> **Material for the task**

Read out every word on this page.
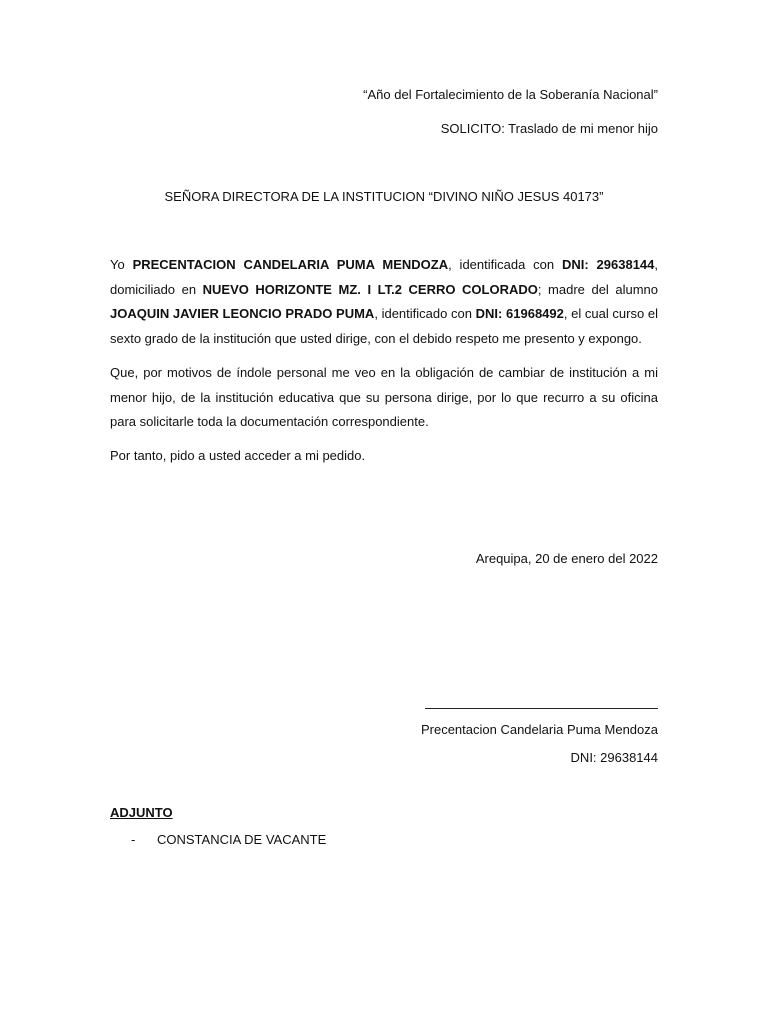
“Año del Fortalecimiento de la Soberanía Nacional”
SOLICITO: Traslado de mi menor hijo
SEÑORA DIRECTORA DE LA INSTITUCION “DIVINO NIÑO JESUS 40173”

Yo PRECENTACION CANDELARIA PUMA MENDOZA, identificada con DNI: 29638144, domiciliado en NUEVO HORIZONTE MZ. I LT.2 CERRO COLORADO; madre del alumno JOAQUIN JAVIER LEONCIO PRADO PUMA, identificado con DNI: 61968492, el cual curso el sexto grado de la institución que usted dirige, con el debido respeto me presento y expongo.

Que, por motivos de índole personal me veo en la obligación de cambiar de institución a mi menor hijo, de la institución educativa que su persona dirige, por lo que recurro a su oficina para solicitarle toda la documentación correspondiente.

Por tanto, pido a usted acceder a mi pedido.

Arequipa, 20 de enero del 2022
Precentacion Candelaria Puma Mendoza
DNI: 29638144
ADJUNTO
- CONSTANCIA DE VACANTE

> **Written exercise**
Reproduce the material in full, word for word, and omit the pictures.

> **Output of the task**
Read out every word on this page.
“Año del Fortalecimiento de la Soberanía Nacional”
SOLICITO: Traslado de mi menor hijo
SEÑORA DIRECTORA DE LA INSTITUCION “DIVINO NIÑO JESUS 40173”

Yo PRECENTACION CANDELARIA PUMA MENDOZA, identificada con DNI: 29638144, domiciliado en NUEVO HORIZONTE MZ. I LT.2 CERRO COLORADO; madre del alumno JOAQUIN JAVIER LEONCIO PRADO PUMA, identificado con DNI: 61968492, el cual curso el sexto grado de la institución que usted dirige, con el debido respeto me presento y expongo.

Que, por motivos de índole personal me veo en la obligación de cambiar de institución a mi menor hijo, de la institución educativa que su persona dirige, por lo que recurro a su oficina para solicitarle toda la documentación correspondiente.

Por tanto, pido a usted acceder a mi pedido.

Arequipa, 20 de enero del 2022
Precentacion Candelaria Puma Mendoza
DNI: 29638144
ADJUNTO
- CONSTANCIA DE VACANTE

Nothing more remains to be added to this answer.